● REQUIREMENTS
All lines in which the word "text" occurs are to be extracted.
[START SUPPLIED MATERIAL]
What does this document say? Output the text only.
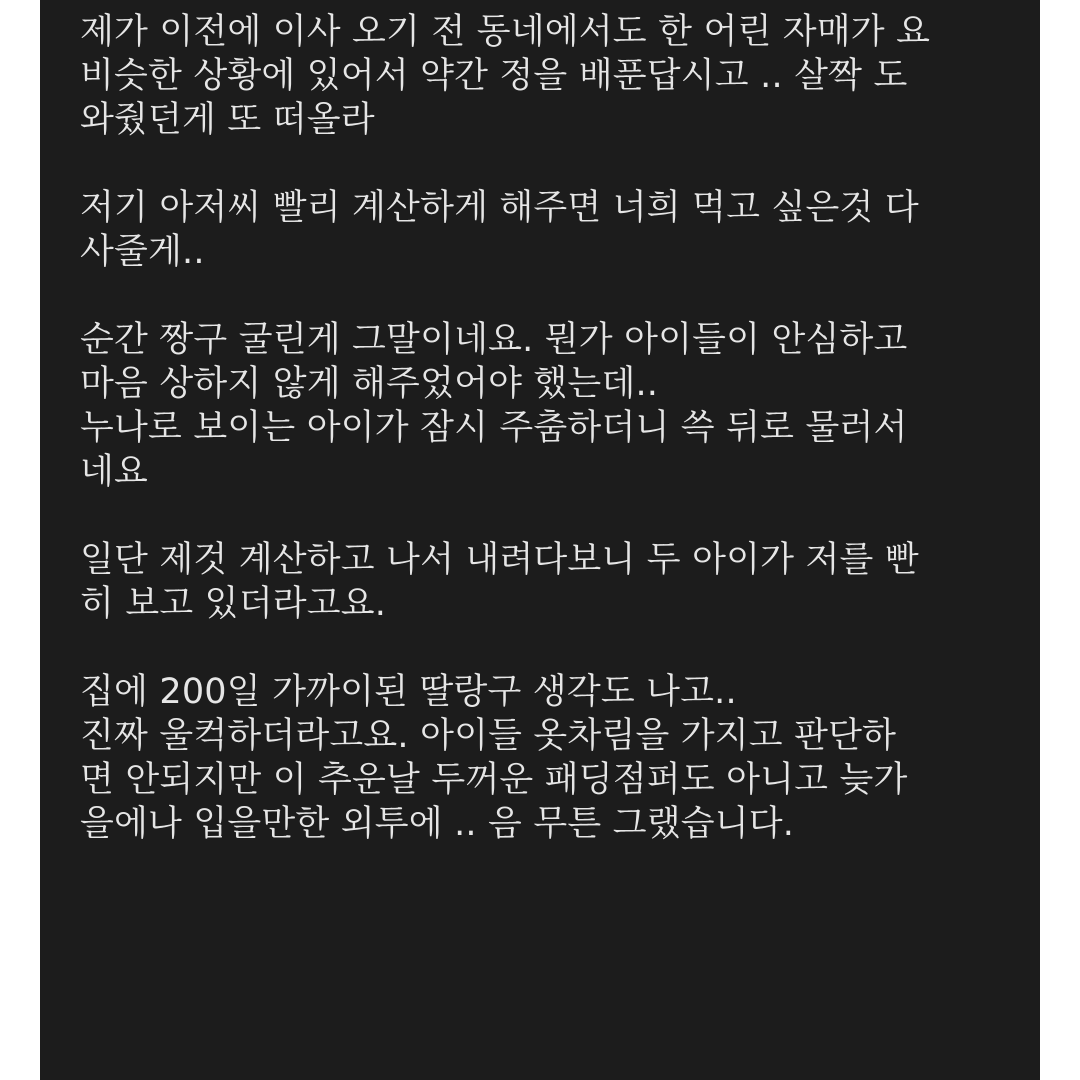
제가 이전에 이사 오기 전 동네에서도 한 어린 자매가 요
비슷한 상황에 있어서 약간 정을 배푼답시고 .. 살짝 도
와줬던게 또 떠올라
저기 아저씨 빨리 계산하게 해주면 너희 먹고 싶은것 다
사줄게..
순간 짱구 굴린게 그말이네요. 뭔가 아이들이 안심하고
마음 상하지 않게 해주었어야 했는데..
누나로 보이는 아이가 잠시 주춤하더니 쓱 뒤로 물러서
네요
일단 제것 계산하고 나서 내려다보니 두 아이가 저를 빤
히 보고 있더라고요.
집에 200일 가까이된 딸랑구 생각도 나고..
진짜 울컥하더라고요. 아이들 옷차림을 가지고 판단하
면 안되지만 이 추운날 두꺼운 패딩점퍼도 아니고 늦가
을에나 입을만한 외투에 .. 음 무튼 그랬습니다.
[END SUPPLIED MATERIAL]
[START SUPPLIED MATERIAL]
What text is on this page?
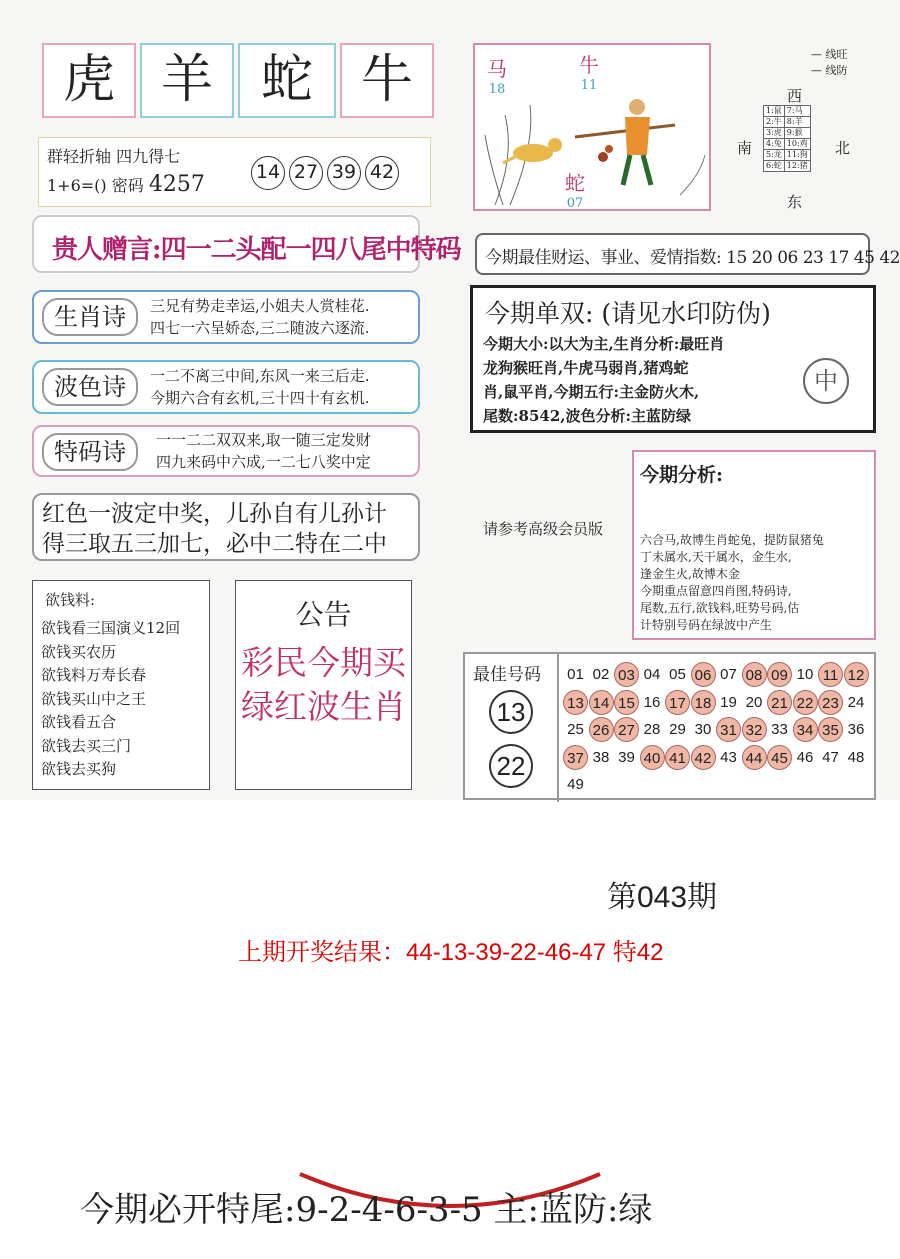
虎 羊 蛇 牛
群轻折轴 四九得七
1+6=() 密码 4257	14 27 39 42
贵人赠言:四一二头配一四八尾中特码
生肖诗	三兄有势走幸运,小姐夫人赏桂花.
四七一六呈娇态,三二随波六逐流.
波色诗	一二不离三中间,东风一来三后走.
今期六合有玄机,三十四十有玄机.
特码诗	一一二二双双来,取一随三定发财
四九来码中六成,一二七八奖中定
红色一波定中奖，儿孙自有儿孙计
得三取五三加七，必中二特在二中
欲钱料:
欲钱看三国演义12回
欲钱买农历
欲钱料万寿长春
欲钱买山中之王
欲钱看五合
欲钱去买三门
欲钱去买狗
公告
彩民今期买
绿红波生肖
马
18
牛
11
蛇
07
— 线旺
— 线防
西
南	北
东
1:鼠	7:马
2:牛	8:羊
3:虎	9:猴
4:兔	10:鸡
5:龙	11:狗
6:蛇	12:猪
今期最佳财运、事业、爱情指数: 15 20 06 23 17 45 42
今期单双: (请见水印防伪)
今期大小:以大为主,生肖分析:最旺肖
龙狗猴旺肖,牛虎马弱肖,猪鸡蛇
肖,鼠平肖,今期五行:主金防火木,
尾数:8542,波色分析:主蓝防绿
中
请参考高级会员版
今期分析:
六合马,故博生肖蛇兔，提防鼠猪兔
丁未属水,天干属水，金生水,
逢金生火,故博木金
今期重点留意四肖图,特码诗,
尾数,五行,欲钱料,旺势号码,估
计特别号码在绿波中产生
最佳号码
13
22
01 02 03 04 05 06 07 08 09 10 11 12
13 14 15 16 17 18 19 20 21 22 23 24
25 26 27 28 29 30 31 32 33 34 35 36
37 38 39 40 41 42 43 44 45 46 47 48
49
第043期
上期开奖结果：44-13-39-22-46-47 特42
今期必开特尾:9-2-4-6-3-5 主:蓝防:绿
[END SUPPLIED MATERIAL]
● ANSWER TO THIS PROBLEM
What does this document say? Output the text only.
What text is on this page?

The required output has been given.